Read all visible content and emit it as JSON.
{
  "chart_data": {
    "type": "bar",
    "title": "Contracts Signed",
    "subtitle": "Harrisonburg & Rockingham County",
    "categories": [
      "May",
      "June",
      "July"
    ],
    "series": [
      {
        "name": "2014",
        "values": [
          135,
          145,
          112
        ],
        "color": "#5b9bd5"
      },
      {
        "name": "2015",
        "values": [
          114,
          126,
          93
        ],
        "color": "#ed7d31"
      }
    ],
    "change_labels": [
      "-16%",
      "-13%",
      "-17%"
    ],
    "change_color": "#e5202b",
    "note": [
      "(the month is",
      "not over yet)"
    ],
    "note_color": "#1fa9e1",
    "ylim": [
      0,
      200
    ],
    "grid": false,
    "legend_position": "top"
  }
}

------------------------------

## Do this:
Every entry in the listing must be retyped exactly.

## Output of the exercise:
Read all visible content and emit it as JSON.
{
  "chart_data": {
    "type": "bar",
    "title": "Contracts Signed",
    "subtitle": "Harrisonburg & Rockingham County",
    "categories": [
      "May",
      "June",
      "July"
    ],
    "series": [
      {
        "name": "2014",
        "values": [
          135,
          145,
          112
        ],
        "color": "#5b9bd5"
      },
      {
        "name": "2015",
        "values": [
          114,
          126,
          93
        ],
        "color": "#ed7d31"
      }
    ],
    "change_labels": [
      "-16%",
      "-13%",
      "-17%"
    ],
    "change_color": "#e5202b",
    "note": [
      "(the month is",
      "not over yet)"
    ],
    "note_color": "#1fa9e1",
    "ylim": [
      0,
      200
    ],
    "grid": false,
    "legend_position": "top"
  }
}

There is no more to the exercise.